Short task ->
From the entries below, list each line with "Amount".

Material provided ->

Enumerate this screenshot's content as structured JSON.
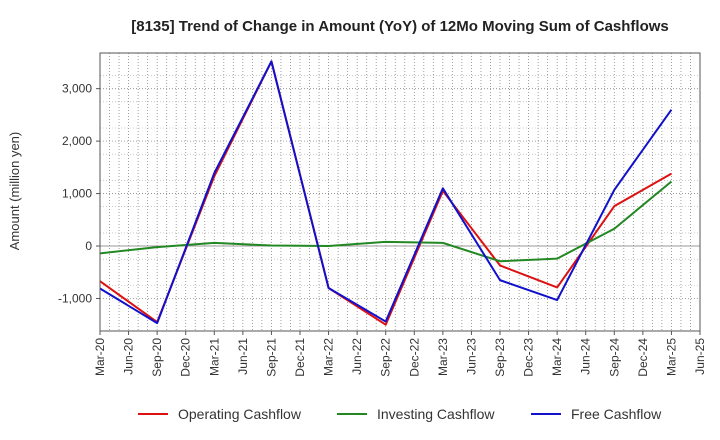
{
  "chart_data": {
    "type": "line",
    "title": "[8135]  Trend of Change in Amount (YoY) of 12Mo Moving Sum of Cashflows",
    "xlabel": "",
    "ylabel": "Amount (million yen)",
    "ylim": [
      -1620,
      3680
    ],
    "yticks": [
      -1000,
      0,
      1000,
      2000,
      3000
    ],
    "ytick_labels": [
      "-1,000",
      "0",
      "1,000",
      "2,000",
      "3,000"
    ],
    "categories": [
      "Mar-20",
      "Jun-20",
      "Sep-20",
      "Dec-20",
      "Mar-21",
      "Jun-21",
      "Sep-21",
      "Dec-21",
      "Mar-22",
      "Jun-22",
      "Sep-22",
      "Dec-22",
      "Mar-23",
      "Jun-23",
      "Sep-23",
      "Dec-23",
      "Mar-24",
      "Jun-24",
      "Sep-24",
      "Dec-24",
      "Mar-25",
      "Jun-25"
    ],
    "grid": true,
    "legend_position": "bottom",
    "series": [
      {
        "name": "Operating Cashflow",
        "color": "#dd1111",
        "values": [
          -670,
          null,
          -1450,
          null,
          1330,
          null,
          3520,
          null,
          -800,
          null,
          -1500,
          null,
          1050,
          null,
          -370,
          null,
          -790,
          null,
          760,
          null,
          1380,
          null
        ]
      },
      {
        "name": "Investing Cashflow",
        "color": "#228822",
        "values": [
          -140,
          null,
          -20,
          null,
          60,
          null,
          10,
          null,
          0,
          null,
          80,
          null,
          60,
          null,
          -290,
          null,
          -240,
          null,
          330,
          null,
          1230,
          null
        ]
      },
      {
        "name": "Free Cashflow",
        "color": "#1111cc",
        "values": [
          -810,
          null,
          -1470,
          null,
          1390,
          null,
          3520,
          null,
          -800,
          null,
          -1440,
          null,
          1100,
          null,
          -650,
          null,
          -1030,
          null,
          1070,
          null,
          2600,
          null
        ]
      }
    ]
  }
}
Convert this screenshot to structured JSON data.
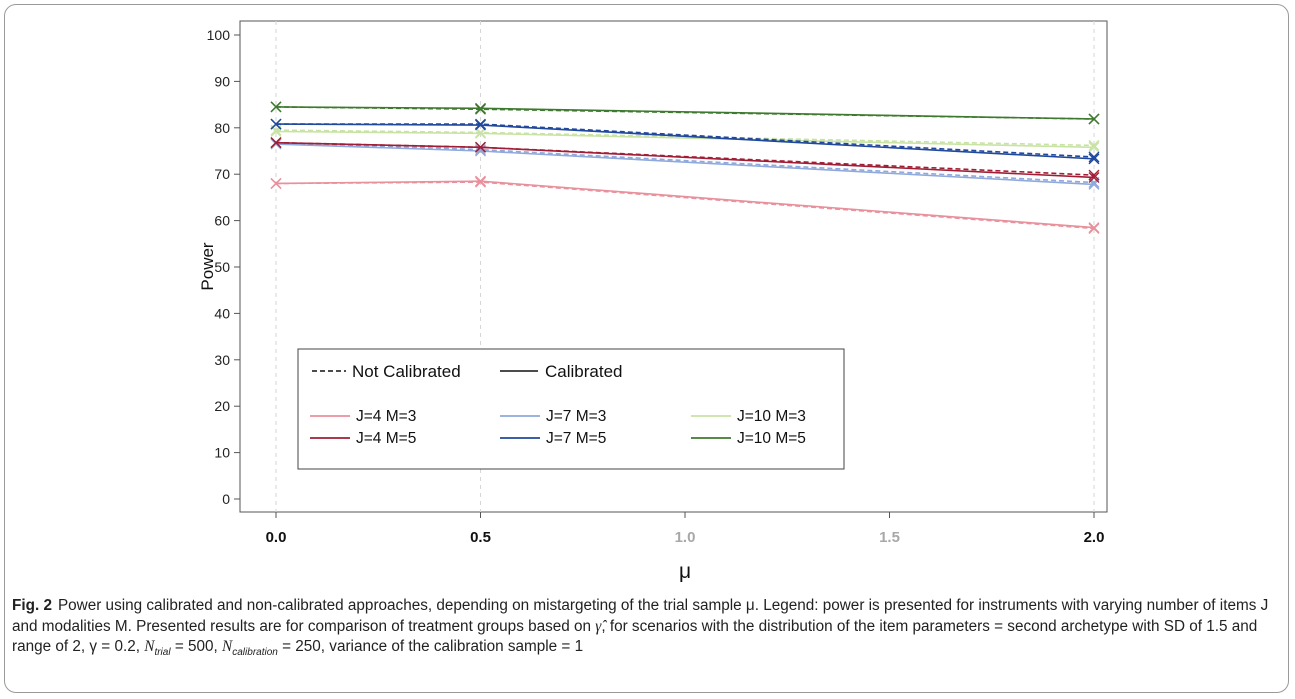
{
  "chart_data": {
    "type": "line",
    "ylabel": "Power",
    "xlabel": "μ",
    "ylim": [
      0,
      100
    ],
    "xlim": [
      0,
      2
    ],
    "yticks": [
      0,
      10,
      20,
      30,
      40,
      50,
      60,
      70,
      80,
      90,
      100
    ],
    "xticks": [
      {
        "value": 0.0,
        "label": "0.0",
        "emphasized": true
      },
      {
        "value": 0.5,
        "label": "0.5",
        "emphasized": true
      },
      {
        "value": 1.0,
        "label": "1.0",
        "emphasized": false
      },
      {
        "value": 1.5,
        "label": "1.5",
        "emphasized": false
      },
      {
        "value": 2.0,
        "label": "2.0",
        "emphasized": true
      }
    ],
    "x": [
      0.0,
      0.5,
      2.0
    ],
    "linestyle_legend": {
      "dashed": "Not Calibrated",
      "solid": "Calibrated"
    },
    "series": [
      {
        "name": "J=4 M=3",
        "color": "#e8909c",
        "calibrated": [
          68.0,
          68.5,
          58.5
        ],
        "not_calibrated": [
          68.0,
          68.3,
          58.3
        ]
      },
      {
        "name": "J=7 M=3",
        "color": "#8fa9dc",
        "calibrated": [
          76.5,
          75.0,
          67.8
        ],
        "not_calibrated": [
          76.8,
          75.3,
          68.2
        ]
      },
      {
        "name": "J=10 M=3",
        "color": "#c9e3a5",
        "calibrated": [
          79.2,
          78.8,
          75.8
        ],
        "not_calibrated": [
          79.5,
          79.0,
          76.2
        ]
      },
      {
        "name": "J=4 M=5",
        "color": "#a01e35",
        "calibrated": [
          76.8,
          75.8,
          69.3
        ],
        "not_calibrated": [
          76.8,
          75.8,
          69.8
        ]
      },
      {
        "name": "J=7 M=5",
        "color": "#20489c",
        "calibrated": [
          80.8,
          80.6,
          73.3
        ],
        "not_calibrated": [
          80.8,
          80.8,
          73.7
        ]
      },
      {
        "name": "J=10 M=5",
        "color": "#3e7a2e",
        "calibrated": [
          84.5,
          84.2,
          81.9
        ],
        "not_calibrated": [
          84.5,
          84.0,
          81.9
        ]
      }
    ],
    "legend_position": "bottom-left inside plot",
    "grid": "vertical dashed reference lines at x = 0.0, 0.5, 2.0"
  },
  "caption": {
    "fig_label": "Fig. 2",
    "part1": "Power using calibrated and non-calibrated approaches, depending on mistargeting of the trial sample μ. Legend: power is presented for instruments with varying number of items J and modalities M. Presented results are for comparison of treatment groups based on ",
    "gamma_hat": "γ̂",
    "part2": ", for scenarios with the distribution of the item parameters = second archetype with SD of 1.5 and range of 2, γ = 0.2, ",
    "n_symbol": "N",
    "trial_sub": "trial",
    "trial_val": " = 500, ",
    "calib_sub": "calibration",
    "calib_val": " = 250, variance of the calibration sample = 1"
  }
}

Correct response ->
    "title": "[8135]  Trend of Change in Amount (YoY) of 12Mo Moving Sum of Cashflows",
    "ylabel": "Amount (million yen)",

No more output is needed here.